● **Given instruction**
Your task is to repeat the listing exactly.

(Stored data)
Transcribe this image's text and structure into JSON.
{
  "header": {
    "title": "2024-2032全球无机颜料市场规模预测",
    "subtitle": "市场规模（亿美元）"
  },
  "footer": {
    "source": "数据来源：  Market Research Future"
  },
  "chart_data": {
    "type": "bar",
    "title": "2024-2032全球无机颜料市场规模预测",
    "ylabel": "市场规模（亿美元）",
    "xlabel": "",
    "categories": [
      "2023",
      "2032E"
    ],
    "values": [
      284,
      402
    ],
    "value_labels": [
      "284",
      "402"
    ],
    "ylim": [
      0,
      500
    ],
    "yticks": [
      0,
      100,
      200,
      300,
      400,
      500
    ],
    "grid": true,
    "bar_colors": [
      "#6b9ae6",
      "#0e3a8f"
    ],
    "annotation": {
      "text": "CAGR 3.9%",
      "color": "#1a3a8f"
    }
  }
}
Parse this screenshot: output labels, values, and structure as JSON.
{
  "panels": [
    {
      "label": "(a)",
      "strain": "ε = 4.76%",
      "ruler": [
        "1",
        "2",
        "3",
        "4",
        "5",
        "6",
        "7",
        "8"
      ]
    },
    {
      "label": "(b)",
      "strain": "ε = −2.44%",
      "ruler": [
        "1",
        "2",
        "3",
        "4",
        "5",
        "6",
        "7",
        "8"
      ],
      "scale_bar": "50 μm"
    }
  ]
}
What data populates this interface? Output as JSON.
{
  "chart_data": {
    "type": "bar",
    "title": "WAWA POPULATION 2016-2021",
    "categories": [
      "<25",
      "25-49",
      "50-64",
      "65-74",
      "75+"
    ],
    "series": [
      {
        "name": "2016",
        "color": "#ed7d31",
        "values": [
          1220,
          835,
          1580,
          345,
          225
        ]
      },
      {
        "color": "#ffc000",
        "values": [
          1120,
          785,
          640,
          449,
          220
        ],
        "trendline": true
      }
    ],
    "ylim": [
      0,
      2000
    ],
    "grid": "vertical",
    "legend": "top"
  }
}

● **Response**
Transcribe this image's text and structure into JSON.
{
  "header": {
    "title": "2024-2032全球无机颜料市场规模预测",
    "subtitle": "市场规模（亿美元）"
  },
  "footer": {
    "source": "数据来源：  Market Research Future"
  },
  "chart_data": {
    "type": "bar",
    "title": "2024-2032全球无机颜料市场规模预测",
    "ylabel": "市场规模（亿美元）",
    "xlabel": "",
    "categories": [
      "2023",
      "2032E"
    ],
    "values": [
      284,
      402
    ],
    "value_labels": [
      "284",
      "402"
    ],
    "ylim": [
      0,
      500
    ],
    "yticks": [
      0,
      100,
      200,
      300,
      400,
      500
    ],
    "grid": true,
    "bar_colors": [
      "#6b9ae6",
      "#0e3a8f"
    ],
    "annotation": {
      "text": "CAGR 3.9%",
      "color": "#1a3a8f"
    }
  }
}
Parse this screenshot: output labels, values, and structure as JSON.
{
  "panels": [
    {
      "label": "(a)",
      "strain": "ε = 4.76%",
      "ruler": [
        "1",
        "2",
        "3",
        "4",
        "5",
        "6",
        "7",
        "8"
      ]
    },
    {
      "label": "(b)",
      "strain": "ε = −2.44%",
      "ruler": [
        "1",
        "2",
        "3",
        "4",
        "5",
        "6",
        "7",
        "8"
      ],
      "scale_bar": "50 μm"
    }
  ]
}
What data populates this interface? Output as JSON.
{
  "chart_data": {
    "type": "bar",
    "title": "WAWA POPULATION 2016-2021",
    "categories": [
      "<25",
      "25-49",
      "50-64",
      "65-74",
      "75+"
    ],
    "series": [
      {
        "name": "2016",
        "color": "#ed7d31",
        "values": [
          1220,
          835,
          1580,
          345,
          225
        ]
      },
      {
        "color": "#ffc000",
        "values": [
          1120,
          785,
          640,
          449,
          220
        ],
        "trendline": true
      }
    ],
    "ylim": [
      0,
      2000
    ],
    "grid": "vertical",
    "legend": "top"
  }
}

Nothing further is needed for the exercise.